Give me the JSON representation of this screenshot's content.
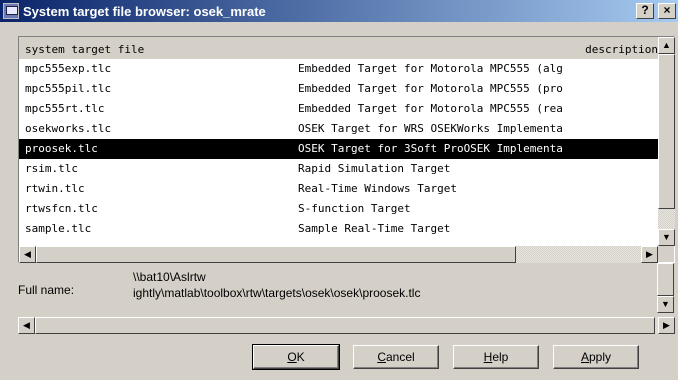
{
  "window": {
    "title": "System target file browser: osek_mrate",
    "help_button": "?",
    "close_button": "×"
  },
  "list": {
    "header_left": "system target file",
    "header_right": "description",
    "rows": [
      {
        "file": "mpc555exp.tlc",
        "description": "Embedded Target for Motorola MPC555 (alg"
      },
      {
        "file": "mpc555pil.tlc",
        "description": "Embedded Target for Motorola MPC555 (pro"
      },
      {
        "file": "mpc555rt.tlc",
        "description": "Embedded Target for Motorola MPC555 (rea"
      },
      {
        "file": "osekworks.tlc",
        "description": "OSEK Target for WRS OSEKWorks Implementa"
      },
      {
        "file": "proosek.tlc",
        "description": "OSEK Target for 3Soft ProOSEK Implementa"
      },
      {
        "file": "rsim.tlc",
        "description": "Rapid Simulation Target"
      },
      {
        "file": "rtwin.tlc",
        "description": "Real-Time Windows Target"
      },
      {
        "file": "rtwsfcn.tlc",
        "description": "S-function Target"
      },
      {
        "file": "sample.tlc",
        "description": "Sample Real-Time Target"
      }
    ],
    "selected_index": 4
  },
  "full_name": {
    "label": "Full name:",
    "line1": "\\\\bat10\\Aslrtw",
    "line2": "ightly\\matlab\\toolbox\\rtw\\targets\\osek\\osek\\proosek.tlc"
  },
  "buttons": {
    "ok": "OK",
    "cancel": "Cancel",
    "help": "Help",
    "apply": "Apply"
  }
}
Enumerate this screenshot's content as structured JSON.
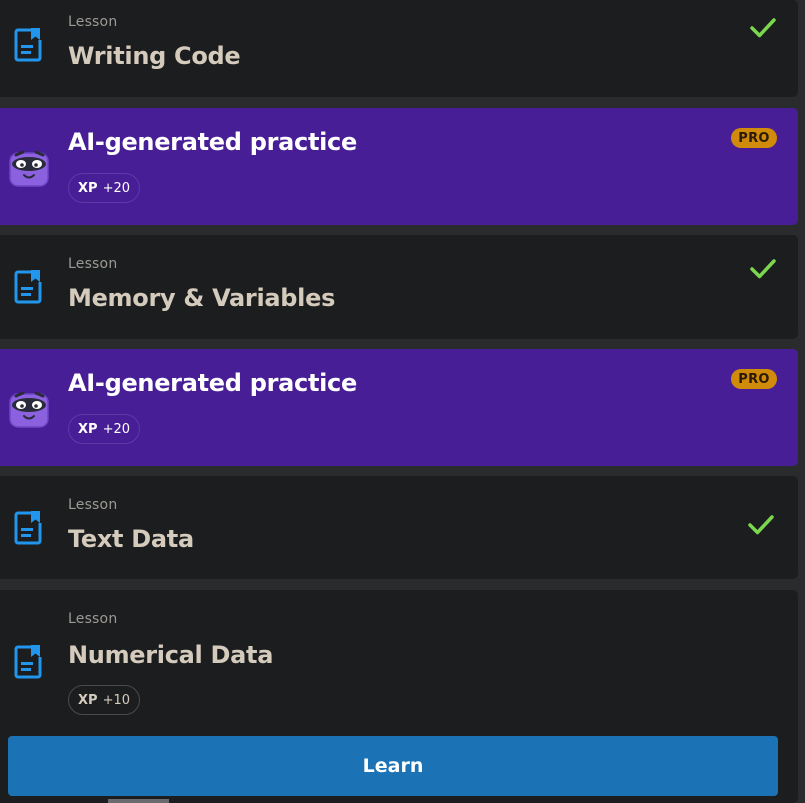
{
  "items": [
    {
      "kind": "lesson",
      "kicker": "Lesson",
      "title": "Writing Code",
      "completed": true
    },
    {
      "kind": "practice",
      "title": "AI-generated practice",
      "badge": "PRO",
      "xp_label": "XP",
      "xp_value": "+20"
    },
    {
      "kind": "lesson",
      "kicker": "Lesson",
      "title": "Memory & Variables",
      "completed": true
    },
    {
      "kind": "practice",
      "title": "AI-generated practice",
      "badge": "PRO",
      "xp_label": "XP",
      "xp_value": "+20"
    },
    {
      "kind": "lesson",
      "kicker": "Lesson",
      "title": "Text Data",
      "completed": true
    },
    {
      "kind": "lesson",
      "kicker": "Lesson",
      "title": "Numerical Data",
      "completed": false,
      "xp_label": "XP",
      "xp_value": "+10"
    }
  ],
  "learn_button": {
    "label": "Learn"
  },
  "colors": {
    "background": "#2a2b2d",
    "card": "#1c1d1f",
    "practice_card": "#481e97",
    "accent_blue": "#1b73b5",
    "doc_icon": "#2196ec",
    "check": "#7ad74e",
    "pro_badge": "#d08b0b"
  },
  "icons": {
    "lesson": "document-bookmark-icon",
    "practice": "mascot-robot-icon",
    "completed": "checkmark-icon"
  }
}
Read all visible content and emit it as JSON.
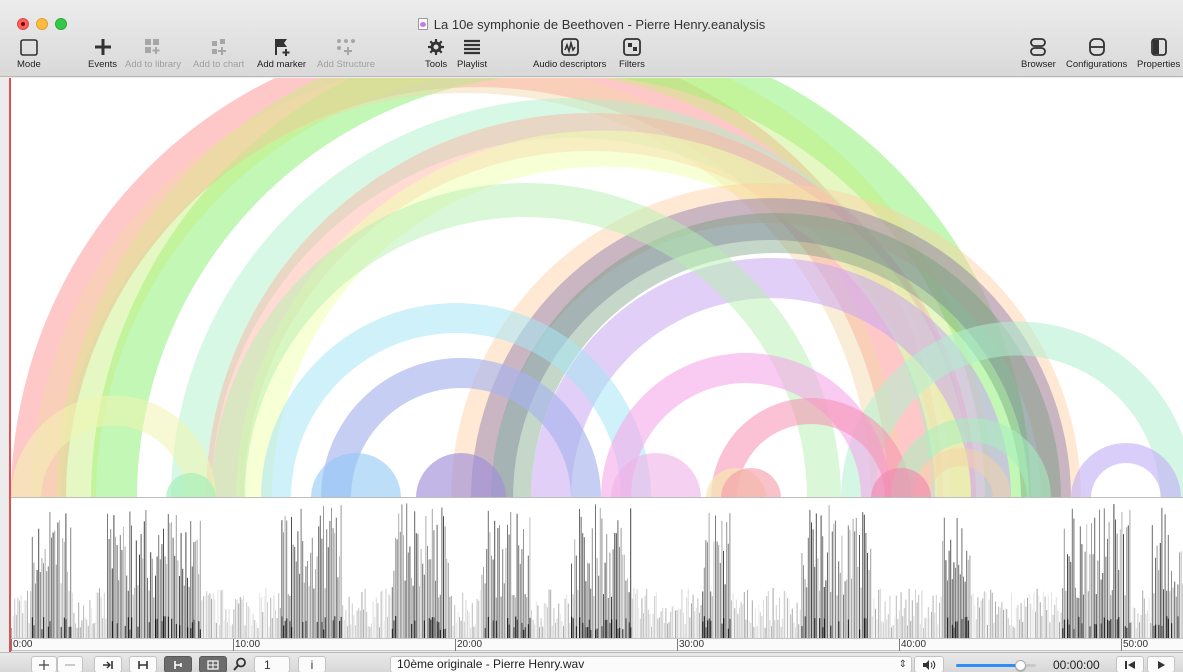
{
  "window": {
    "title": "La 10e symphonie de Beethoven - Pierre Henry.eanalysis"
  },
  "toolbar": {
    "mode": "Mode",
    "events": "Events",
    "add_to_library": "Add to library",
    "add_to_chart": "Add to chart",
    "add_marker": "Add marker",
    "add_structure": "Add Structure",
    "tools": "Tools",
    "playlist": "Playlist",
    "audio_descriptors": "Audio descriptors",
    "filters": "Filters",
    "browser": "Browser",
    "configurations": "Configurations",
    "properties": "Properties"
  },
  "timeline": {
    "ticks": [
      "0:00",
      "10:00",
      "20:00",
      "30:00",
      "40:00",
      "50:00"
    ]
  },
  "arcs": [
    {
      "a": 0,
      "b": 932,
      "w": 55,
      "color": "#ff9a9a",
      "op": 0.55
    },
    {
      "a": 80,
      "b": 1020,
      "w": 46,
      "color": "#8ff07a",
      "op": 0.55
    },
    {
      "a": 45,
      "b": 980,
      "w": 40,
      "color": "#c6f07a",
      "op": 0.45
    },
    {
      "a": 20,
      "b": 890,
      "w": 30,
      "color": "#f4d8a8",
      "op": 0.45
    },
    {
      "a": 160,
      "b": 960,
      "w": 40,
      "color": "#a8f0c8",
      "op": 0.45
    },
    {
      "a": 195,
      "b": 965,
      "w": 38,
      "color": "#ffb0a0",
      "op": 0.45
    },
    {
      "a": 225,
      "b": 960,
      "w": 36,
      "color": "#f0ffb0",
      "op": 0.55
    },
    {
      "a": 440,
      "b": 1070,
      "w": 40,
      "color": "#ffcfa0",
      "op": 0.45
    },
    {
      "a": 460,
      "b": 1060,
      "w": 42,
      "color": "#7a6aa8",
      "op": 0.4
    },
    {
      "a": 480,
      "b": 1050,
      "w": 40,
      "color": "#6f9a78",
      "op": 0.4
    },
    {
      "a": 520,
      "b": 1000,
      "w": 40,
      "color": "#c8a8f0",
      "op": 0.55
    },
    {
      "a": 830,
      "b": 1183,
      "w": 34,
      "color": "#b0f0d0",
      "op": 0.55
    },
    {
      "a": 200,
      "b": 830,
      "w": 34,
      "color": "#b5f0b0",
      "op": 0.5
    },
    {
      "a": 250,
      "b": 640,
      "w": 30,
      "color": "#a8e6f4",
      "op": 0.55
    },
    {
      "a": 310,
      "b": 590,
      "w": 30,
      "color": "#a8b4ee",
      "op": 0.65
    },
    {
      "a": 0,
      "b": 205,
      "w": 30,
      "color": "#f0f4b0",
      "op": 0.55
    },
    {
      "a": 590,
      "b": 880,
      "w": 30,
      "color": "#f5a8ea",
      "op": 0.6
    },
    {
      "a": 700,
      "b": 900,
      "w": 26,
      "color": "#f590b0",
      "op": 0.55
    },
    {
      "a": 880,
      "b": 1040,
      "w": 24,
      "color": "#a8f0c0",
      "op": 0.55
    },
    {
      "a": 1060,
      "b": 1170,
      "w": 20,
      "color": "#c0aef5",
      "op": 0.6
    },
    {
      "a": 900,
      "b": 1000,
      "w": 18,
      "color": "#f5d2a8",
      "op": 0.5
    },
    {
      "a": 155,
      "b": 205,
      "w": 25,
      "color": "#a8f0b8",
      "op": 0.7
    },
    {
      "a": 300,
      "b": 390,
      "w": 45,
      "color": "#8fc8f5",
      "op": 0.6
    },
    {
      "a": 405,
      "b": 495,
      "w": 45,
      "color": "#9f8fd8",
      "op": 0.65
    },
    {
      "a": 600,
      "b": 690,
      "w": 45,
      "color": "#f0b0e8",
      "op": 0.6
    },
    {
      "a": 695,
      "b": 755,
      "w": 30,
      "color": "#f5e6b0",
      "op": 0.7
    },
    {
      "a": 710,
      "b": 770,
      "w": 30,
      "color": "#f59aa8",
      "op": 0.6
    },
    {
      "a": 860,
      "b": 920,
      "w": 30,
      "color": "#f08ab0",
      "op": 0.65
    }
  ],
  "bottombar": {
    "zoom_value": "1",
    "info_button": "i",
    "file_name": "10ème originale - Pierre Henry.wav",
    "volume_percent": 80,
    "timecode": "00:00:00"
  }
}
-=-=-=-=-
Goal - Leave out the pictures and give the rest of the records again exactly.

Response -
Give me the JSON representation of this screenshot's content.
{
  "window": {
    "title": "System target file browser: osek_mrate",
    "help_button": "?",
    "close_button": "×"
  },
  "list": {
    "header_left": "system target file",
    "header_right": "description",
    "rows": [
      {
        "file": "mpc555exp.tlc",
        "description": "Embedded Target for Motorola MPC555 (alg"
      },
      {
        "file": "mpc555pil.tlc",
        "description": "Embedded Target for Motorola MPC555 (pro"
      },
      {
        "file": "mpc555rt.tlc",
        "description": "Embedded Target for Motorola MPC555 (rea"
      },
      {
        "file": "osekworks.tlc",
        "description": "OSEK Target for WRS OSEKWorks Implementa"
      },
      {
        "file": "proosek.tlc",
        "description": "OSEK Target for 3Soft ProOSEK Implementa"
      },
      {
        "file": "rsim.tlc",
        "description": "Rapid Simulation Target"
      },
      {
        "file": "rtwin.tlc",
        "description": "Real-Time Windows Target"
      },
      {
        "file": "rtwsfcn.tlc",
        "description": "S-function Target"
      },
      {
        "file": "sample.tlc",
        "description": "Sample Real-Time Target"
      }
    ],
    "selected_index": 4
  },
  "full_name": {
    "label": "Full name:",
    "line1": "\\\\bat10\\Aslrtw",
    "line2": "ightly\\matlab\\toolbox\\rtw\\targets\\osek\\osek\\proosek.tlc"
  },
  "buttons": {
    "ok": "OK",
    "cancel": "Cancel",
    "help": "Help",
    "apply": "Apply"
  }
}
Enumerate this screenshot's content as structured JSON.
{
  "items": [
    {
      "kind": "lesson",
      "kicker": "Lesson",
      "title": "Writing Code",
      "completed": true
    },
    {
      "kind": "practice",
      "title": "AI-generated practice",
      "badge": "PRO",
      "xp_label": "XP",
      "xp_value": "+20"
    },
    {
      "kind": "lesson",
      "kicker": "Lesson",
      "title": "Memory & Variables",
      "completed": true
    },
    {
      "kind": "practice",
      "title": "AI-generated practice",
      "badge": "PRO",
      "xp_label": "XP",
      "xp_value": "+20"
    },
    {
      "kind": "lesson",
      "kicker": "Lesson",
      "title": "Text Data",
      "completed": true
    },
    {
      "kind": "lesson",
      "kicker": "Lesson",
      "title": "Numerical Data",
      "completed": false,
      "xp_label": "XP",
      "xp_value": "+10"
    }
  ],
  "learn_button": {
    "label": "Learn"
  },
  "colors": {
    "background": "#2a2b2d",
    "card": "#1c1d1f",
    "practice_card": "#481e97",
    "accent_blue": "#1b73b5",
    "doc_icon": "#2196ec",
    "check": "#7ad74e",
    "pro_badge": "#d08b0b"
  },
  "icons": {
    "lesson": "document-bookmark-icon",
    "practice": "mascot-robot-icon",
    "completed": "checkmark-icon"
  }
}
Read all visible content and emit it as JSON.
{
  "window": {
    "title": "La 10e symphonie de Beethoven - Pierre Henry.eanalysis"
  },
  "toolbar": {
    "mode": "Mode",
    "events": "Events",
    "add_to_library": "Add to library",
    "add_to_chart": "Add to chart",
    "add_marker": "Add marker",
    "add_structure": "Add Structure",
    "tools": "Tools",
    "playlist": "Playlist",
    "audio_descriptors": "Audio descriptors",
    "filters": "Filters",
    "browser": "Browser",
    "configurations": "Configurations",
    "properties": "Properties"
  },
  "timeline": {
    "ticks": [
      "0:00",
      "10:00",
      "20:00",
      "30:00",
      "40:00",
      "50:00"
    ]
  },
  "arcs": [
    {
      "a": 0,
      "b": 932,
      "w": 55,
      "color": "#ff9a9a",
      "op": 0.55
    },
    {
      "a": 80,
      "b": 1020,
      "w": 46,
      "color": "#8ff07a",
      "op": 0.55
    },
    {
      "a": 45,
      "b": 980,
      "w": 40,
      "color": "#c6f07a",
      "op": 0.45
    },
    {
      "a": 20,
      "b": 890,
      "w": 30,
      "color": "#f4d8a8",
      "op": 0.45
    },
    {
      "a": 160,
      "b": 960,
      "w": 40,
      "color": "#a8f0c8",
      "op": 0.45
    },
    {
      "a": 195,
      "b": 965,
      "w": 38,
      "color": "#ffb0a0",
      "op": 0.45
    },
    {
      "a": 225,
      "b": 960,
      "w": 36,
      "color": "#f0ffb0",
      "op": 0.55
    },
    {
      "a": 440,
      "b": 1070,
      "w": 40,
      "color": "#ffcfa0",
      "op": 0.45
    },
    {
      "a": 460,
      "b": 1060,
      "w": 42,
      "color": "#7a6aa8",
      "op": 0.4
    },
    {
      "a": 480,
      "b": 1050,
      "w": 40,
      "color": "#6f9a78",
      "op": 0.4
    },
    {
      "a": 520,
      "b": 1000,
      "w": 40,
      "color": "#c8a8f0",
      "op": 0.55
    },
    {
      "a": 830,
      "b": 1183,
      "w": 34,
      "color": "#b0f0d0",
      "op": 0.55
    },
    {
      "a": 200,
      "b": 830,
      "w": 34,
      "color": "#b5f0b0",
      "op": 0.5
    },
    {
      "a": 250,
      "b": 640,
      "w": 30,
      "color": "#a8e6f4",
      "op": 0.55
    },
    {
      "a": 310,
      "b": 590,
      "w": 30,
      "color": "#a8b4ee",
      "op": 0.65
    },
    {
      "a": 0,
      "b": 205,
      "w": 30,
      "color": "#f0f4b0",
      "op": 0.55
    },
    {
      "a": 590,
      "b": 880,
      "w": 30,
      "color": "#f5a8ea",
      "op": 0.6
    },
    {
      "a": 700,
      "b": 900,
      "w": 26,
      "color": "#f590b0",
      "op": 0.55
    },
    {
      "a": 880,
      "b": 1040,
      "w": 24,
      "color": "#a8f0c0",
      "op": 0.55
    },
    {
      "a": 1060,
      "b": 1170,
      "w": 20,
      "color": "#c0aef5",
      "op": 0.6
    },
    {
      "a": 900,
      "b": 1000,
      "w": 18,
      "color": "#f5d2a8",
      "op": 0.5
    },
    {
      "a": 155,
      "b": 205,
      "w": 25,
      "color": "#a8f0b8",
      "op": 0.7
    },
    {
      "a": 300,
      "b": 390,
      "w": 45,
      "color": "#8fc8f5",
      "op": 0.6
    },
    {
      "a": 405,
      "b": 495,
      "w": 45,
      "color": "#9f8fd8",
      "op": 0.65
    },
    {
      "a": 600,
      "b": 690,
      "w": 45,
      "color": "#f0b0e8",
      "op": 0.6
    },
    {
      "a": 695,
      "b": 755,
      "w": 30,
      "color": "#f5e6b0",
      "op": 0.7
    },
    {
      "a": 710,
      "b": 770,
      "w": 30,
      "color": "#f59aa8",
      "op": 0.6
    },
    {
      "a": 860,
      "b": 920,
      "w": 30,
      "color": "#f08ab0",
      "op": 0.65
    }
  ],
  "bottombar": {
    "zoom_value": "1",
    "info_button": "i",
    "file_name": "10ème originale - Pierre Henry.wav",
    "volume_percent": 80,
    "timecode": "00:00:00"
  }
}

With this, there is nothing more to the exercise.